--- begin Working data ---
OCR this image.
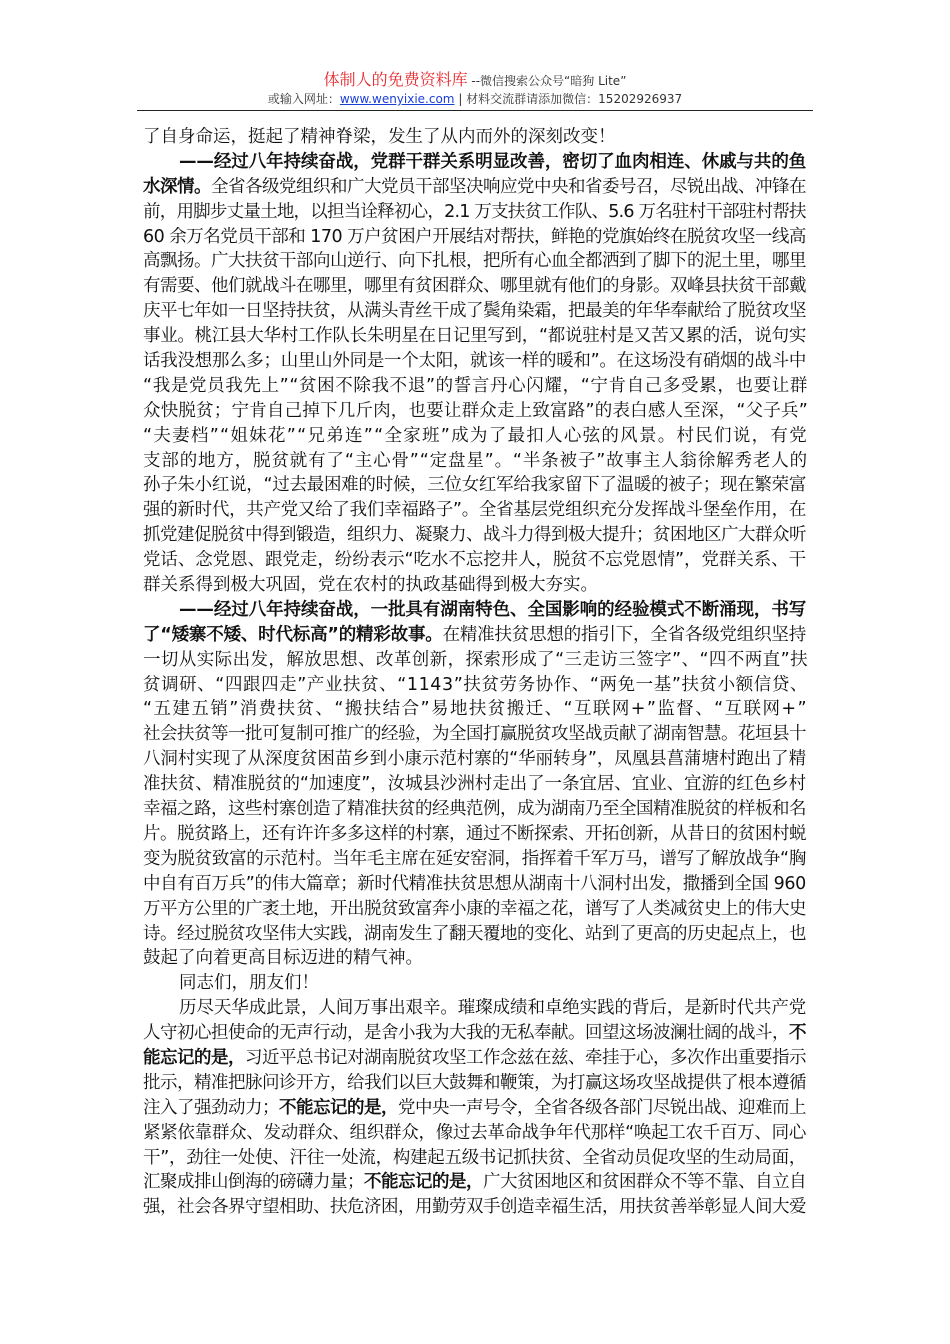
体制人的免费资料库 --微信搜索公众号“暗狗 Lite”
或输入网址：www.wenyixie.com | 材料交流群请添加微信：15202926937
了自身命运，挺起了精神脊梁，发生了从内而外的深刻改变！
——经过八年持续奋战，党群干群关系明显改善，密切了血肉相连、休戚与共的鱼
水深情。全省各级党组织和广大党员干部坚决响应党中央和省委号召，尽锐出战、冲锋在
前，用脚步丈量土地，以担当诠释初心，2.1 万支扶贫工作队、5.6 万名驻村干部驻村帮扶
60 余万名党员干部和 170 万户贫困户开展结对帮扶，鲜艳的党旗始终在脱贫攻坚一线高
高飘扬。广大扶贫干部向山逆行、向下扎根，把所有心血全都洒到了脚下的泥土里，哪里
有需要、他们就战斗在哪里，哪里有贫困群众、哪里就有他们的身影。双峰县扶贫干部戴
庆平七年如一日坚持扶贫，从满头青丝干成了鬓角染霜，把最美的年华奉献给了脱贫攻坚
事业。桃江县大华村工作队长朱明星在日记里写到，“都说驻村是又苦又累的活，说句实
话我没想那么多；山里山外同是一个太阳，就该一样的暖和”。在这场没有硝烟的战斗中
“我是党员我先上”“贫困不除我不退”的誓言丹心闪耀，“宁肯自己多受累，也要让群
众快脱贫；宁肯自己掉下几斤肉，也要让群众走上致富路”的表白感人至深，“父子兵”
“夫妻档”“姐妹花”“兄弟连”“全家班”成为了最扣人心弦的风景。村民们说，有党
支部的地方，脱贫就有了“主心骨”“定盘星”。“半条被子”故事主人翁徐解秀老人的
孙子朱小红说，“过去最困难的时候，三位女红军给我家留下了温暖的被子；现在繁荣富
强的新时代，共产党又给了我们幸福路子”。全省基层党组织充分发挥战斗堡垒作用，在
抓党建促脱贫中得到锻造，组织力、凝聚力、战斗力得到极大提升；贫困地区广大群众听
党话、念党恩、跟党走，纷纷表示“吃水不忘挖井人，脱贫不忘党恩情”，党群关系、干
群关系得到极大巩固，党在农村的执政基础得到极大夯实。
——经过八年持续奋战，一批具有湖南特色、全国影响的经验模式不断涌现，书写
了“矮寨不矮、时代标高”的精彩故事。在精准扶贫思想的指引下，全省各级党组织坚持
一切从实际出发，解放思想、改革创新，探索形成了“三走访三签字”、“四不两直”扶
贫调研、“四跟四走”产业扶贫、“1143”扶贫劳务协作、“两免一基”扶贫小额信贷、
“五建五销”消费扶贫、“搬扶结合”易地扶贫搬迁、“互联网+”监督、“互联网+”
社会扶贫等一批可复制可推广的经验，为全国打赢脱贫攻坚战贡献了湖南智慧。花垣县十
八洞村实现了从深度贫困苗乡到小康示范村寨的“华丽转身”，凤凰县菖蒲塘村跑出了精
准扶贫、精准脱贫的“加速度”，汝城县沙洲村走出了一条宜居、宜业、宜游的红色乡村
幸福之路，这些村寨创造了精准扶贫的经典范例，成为湖南乃至全国精准脱贫的样板和名
片。脱贫路上，还有许许多多这样的村寨，通过不断探索、开拓创新，从昔日的贫困村蜕
变为脱贫致富的示范村。当年毛主席在延安窑洞，指挥着千军万马，谱写了解放战争“胸
中自有百万兵”的伟大篇章；新时代精准扶贫思想从湖南十八洞村出发，撒播到全国 960
万平方公里的广袤土地，开出脱贫致富奔小康的幸福之花，谱写了人类减贫史上的伟大史
诗。经过脱贫攻坚伟大实践，湖南发生了翻天覆地的变化、站到了更高的历史起点上，也
鼓起了向着更高目标迈进的精气神。
同志们，朋友们！
历尽天华成此景，人间万事出艰辛。璀璨成绩和卓绝实践的背后，是新时代共产党
人守初心担使命的无声行动，是舍小我为大我的无私奉献。回望这场波澜壮阔的战斗，不
能忘记的是，习近平总书记对湖南脱贫攻坚工作念兹在兹、牵挂于心，多次作出重要指示
批示，精准把脉问诊开方，给我们以巨大鼓舞和鞭策，为打赢这场攻坚战提供了根本遵循
注入了强劲动力；不能忘记的是，党中央一声号令，全省各级各部门尽锐出战、迎难而上
紧紧依靠群众、发动群众、组织群众，像过去革命战争年代那样“唤起工农千百万、同心
干”，劲往一处使、汗往一处流，构建起五级书记抓扶贫、全省动员促攻坚的生动局面，
汇聚成排山倒海的磅礴力量；不能忘记的是，广大贫困地区和贫困群众不等不靠、自立自
强，社会各界守望相助、扶危济困，用勤劳双手创造幸福生活，用扶贫善举彰显人间大爱
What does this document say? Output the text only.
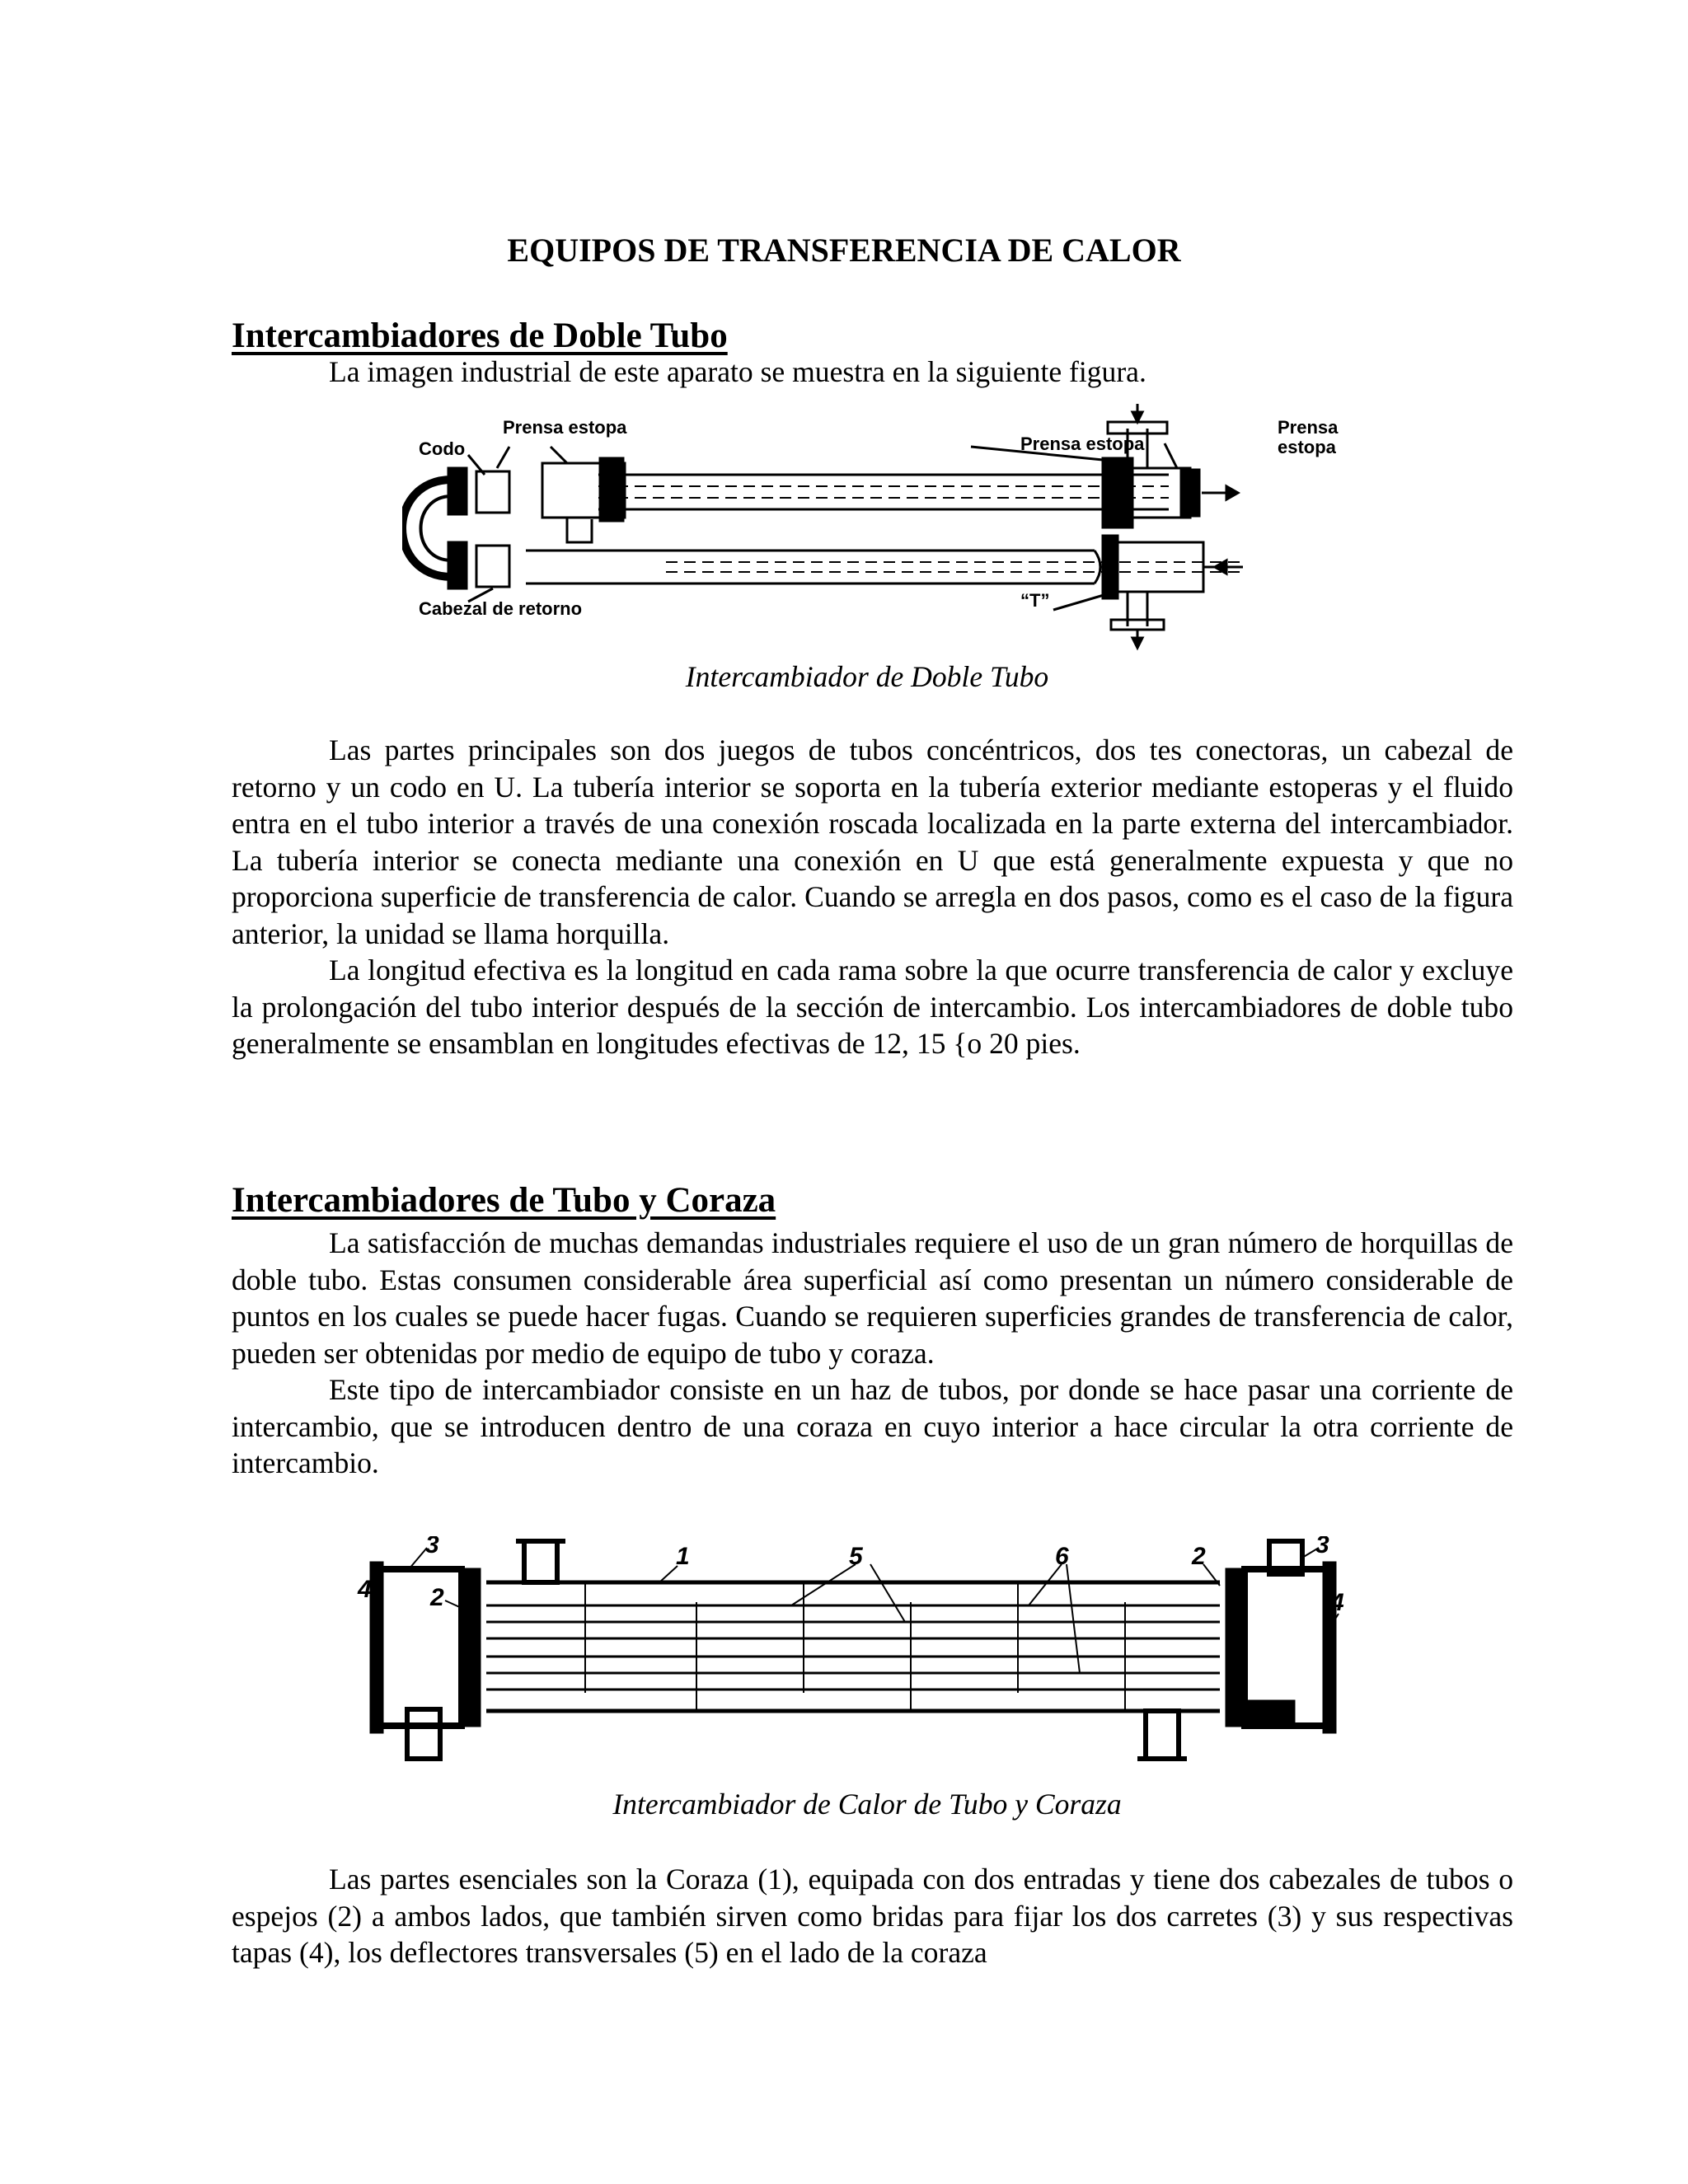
EQUIPOS DE TRANSFERENCIA DE CALOR
Intercambiadores de Doble Tubo
La imagen industrial de este aparato se muestra en la siguiente figura.
Codo
Prensa estopa
Prensa estopa
Prensa
estopa
Cabezal de retorno	“T”
Intercambiador de Doble Tubo

Las partes principales son dos juegos de tubos concéntricos, dos tes conectoras, un cabezal de retorno y un codo en U. La tubería interior se soporta en la tubería exterior mediante estoperas y el fluido entra en el tubo interior a través de una conexión roscada localizada en la parte externa del intercambiador. La tubería interior se conecta mediante una conexión en U que está generalmente expuesta y que no proporciona superficie de transferencia de calor. Cuando se arregla en dos pasos, como es el caso de la figura anterior, la unidad se llama horquilla.

La longitud efectiva es la longitud en cada rama sobre la que ocurre transferencia de calor y excluye la prolongación del tubo interior después de la sección de intercambio. Los intercambiadores de doble tubo generalmente se ensamblan en longitudes efectivas de 12, 15 {o 20 pies.

Intercambiadores de Tubo y Coraza

La satisfacción de muchas demandas industriales requiere el uso de un gran número de horquillas de doble tubo. Estas consumen considerable área superficial así como presentan un número considerable de puntos en los cuales se puede hacer fugas. Cuando se requieren superficies grandes de transferencia de calor, pueden ser obtenidas por medio de equipo de tubo y coraza.

Este tipo de intercambiador consiste en un haz de tubos, por donde se hace pasar una corriente de intercambio, que se introducen dentro de una coraza en cuyo interior a hace circular la otra corriente de intercambio.

1	5	6	2
2
3	3
4	4
Intercambiador de Calor de Tubo y Coraza

Las partes esenciales son la Coraza (1), equipada con dos entradas y tiene dos cabezales de tubos o espejos (2) a ambos lados, que también sirven como bridas para fijar los dos carretes (3) y sus respectivas tapas (4), los deflectores transversales (5) en el lado de la coraza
--- end Working data ---
Short problem: All of the data above should be quoted exactly, except for the pictures.

Solution to this exercise:
OCR this image.
体制人的免费资料库 --微信搜索公众号“暗狗 Lite”
或输入网址：www.wenyixie.com | 材料交流群请添加微信：15202926937
了自身命运，挺起了精神脊梁，发生了从内而外的深刻改变！
——经过八年持续奋战，党群干群关系明显改善，密切了血肉相连、休戚与共的鱼
水深情。全省各级党组织和广大党员干部坚决响应党中央和省委号召，尽锐出战、冲锋在
前，用脚步丈量土地，以担当诠释初心，2.1 万支扶贫工作队、5.6 万名驻村干部驻村帮扶
60 余万名党员干部和 170 万户贫困户开展结对帮扶，鲜艳的党旗始终在脱贫攻坚一线高
高飘扬。广大扶贫干部向山逆行、向下扎根，把所有心血全都洒到了脚下的泥土里，哪里
有需要、他们就战斗在哪里，哪里有贫困群众、哪里就有他们的身影。双峰县扶贫干部戴
庆平七年如一日坚持扶贫，从满头青丝干成了鬓角染霜，把最美的年华奉献给了脱贫攻坚
事业。桃江县大华村工作队长朱明星在日记里写到，“都说驻村是又苦又累的活，说句实
话我没想那么多；山里山外同是一个太阳，就该一样的暖和”。在这场没有硝烟的战斗中
“我是党员我先上”“贫困不除我不退”的誓言丹心闪耀，“宁肯自己多受累，也要让群
众快脱贫；宁肯自己掉下几斤肉，也要让群众走上致富路”的表白感人至深，“父子兵”
“夫妻档”“姐妹花”“兄弟连”“全家班”成为了最扣人心弦的风景。村民们说，有党
支部的地方，脱贫就有了“主心骨”“定盘星”。“半条被子”故事主人翁徐解秀老人的
孙子朱小红说，“过去最困难的时候，三位女红军给我家留下了温暖的被子；现在繁荣富
强的新时代，共产党又给了我们幸福路子”。全省基层党组织充分发挥战斗堡垒作用，在
抓党建促脱贫中得到锻造，组织力、凝聚力、战斗力得到极大提升；贫困地区广大群众听
党话、念党恩、跟党走，纷纷表示“吃水不忘挖井人，脱贫不忘党恩情”，党群关系、干
群关系得到极大巩固，党在农村的执政基础得到极大夯实。
——经过八年持续奋战，一批具有湖南特色、全国影响的经验模式不断涌现，书写
了“矮寨不矮、时代标高”的精彩故事。在精准扶贫思想的指引下，全省各级党组织坚持
一切从实际出发，解放思想、改革创新，探索形成了“三走访三签字”、“四不两直”扶
贫调研、“四跟四走”产业扶贫、“1143”扶贫劳务协作、“两免一基”扶贫小额信贷、
“五建五销”消费扶贫、“搬扶结合”易地扶贫搬迁、“互联网+”监督、“互联网+”
社会扶贫等一批可复制可推广的经验，为全国打赢脱贫攻坚战贡献了湖南智慧。花垣县十
八洞村实现了从深度贫困苗乡到小康示范村寨的“华丽转身”，凤凰县菖蒲塘村跑出了精
准扶贫、精准脱贫的“加速度”，汝城县沙洲村走出了一条宜居、宜业、宜游的红色乡村
幸福之路，这些村寨创造了精准扶贫的经典范例，成为湖南乃至全国精准脱贫的样板和名
片。脱贫路上，还有许许多多这样的村寨，通过不断探索、开拓创新，从昔日的贫困村蜕
变为脱贫致富的示范村。当年毛主席在延安窑洞，指挥着千军万马，谱写了解放战争“胸
中自有百万兵”的伟大篇章；新时代精准扶贫思想从湖南十八洞村出发，撒播到全国 960
万平方公里的广袤土地，开出脱贫致富奔小康的幸福之花，谱写了人类减贫史上的伟大史
诗。经过脱贫攻坚伟大实践，湖南发生了翻天覆地的变化、站到了更高的历史起点上，也
鼓起了向着更高目标迈进的精气神。
同志们，朋友们！
历尽天华成此景，人间万事出艰辛。璀璨成绩和卓绝实践的背后，是新时代共产党
人守初心担使命的无声行动，是舍小我为大我的无私奉献。回望这场波澜壮阔的战斗，不
能忘记的是，习近平总书记对湖南脱贫攻坚工作念兹在兹、牵挂于心，多次作出重要指示
批示，精准把脉问诊开方，给我们以巨大鼓舞和鞭策，为打赢这场攻坚战提供了根本遵循
注入了强劲动力；不能忘记的是，党中央一声号令，全省各级各部门尽锐出战、迎难而上
紧紧依靠群众、发动群众、组织群众，像过去革命战争年代那样“唤起工农千百万、同心
干”，劲往一处使、汗往一处流，构建起五级书记抓扶贫、全省动员促攻坚的生动局面，
汇聚成排山倒海的磅礴力量；不能忘记的是，广大贫困地区和贫困群众不等不靠、自立自
强，社会各界守望相助、扶危济困，用勤劳双手创造幸福生活，用扶贫善举彰显人间大爱
What does this document say? Output the text only.
EQUIPOS DE TRANSFERENCIA DE CALOR
Intercambiadores de Doble Tubo
La imagen industrial de este aparato se muestra en la siguiente figura.
Codo
Prensa estopa
Prensa estopa
Prensa
estopa
Cabezal de retorno	“T”
Intercambiador de Doble Tubo

Las partes principales son dos juegos de tubos concéntricos, dos tes conectoras, un cabezal de retorno y un codo en U. La tubería interior se soporta en la tubería exterior mediante estoperas y el fluido entra en el tubo interior a través de una conexión roscada localizada en la parte externa del intercambiador. La tubería interior se conecta mediante una conexión en U que está generalmente expuesta y que no proporciona superficie de transferencia de calor. Cuando se arregla en dos pasos, como es el caso de la figura anterior, la unidad se llama horquilla.

La longitud efectiva es la longitud en cada rama sobre la que ocurre transferencia de calor y excluye la prolongación del tubo interior después de la sección de intercambio. Los intercambiadores de doble tubo generalmente se ensamblan en longitudes efectivas de 12, 15 {o 20 pies.

Intercambiadores de Tubo y Coraza

La satisfacción de muchas demandas industriales requiere el uso de un gran número de horquillas de doble tubo. Estas consumen considerable área superficial así como presentan un número considerable de puntos en los cuales se puede hacer fugas. Cuando se requieren superficies grandes de transferencia de calor, pueden ser obtenidas por medio de equipo de tubo y coraza.

Este tipo de intercambiador consiste en un haz de tubos, por donde se hace pasar una corriente de intercambio, que se introducen dentro de una coraza en cuyo interior a hace circular la otra corriente de intercambio.

1	5	6	2
2
3	3
4	4
Intercambiador de Calor de Tubo y Coraza

Las partes esenciales son la Coraza (1), equipada con dos entradas y tiene dos cabezales de tubos o espejos (2) a ambos lados, que también sirven como bridas para fijar los dos carretes (3) y sus respectivas tapas (4), los deflectores transversales (5) en el lado de la coraza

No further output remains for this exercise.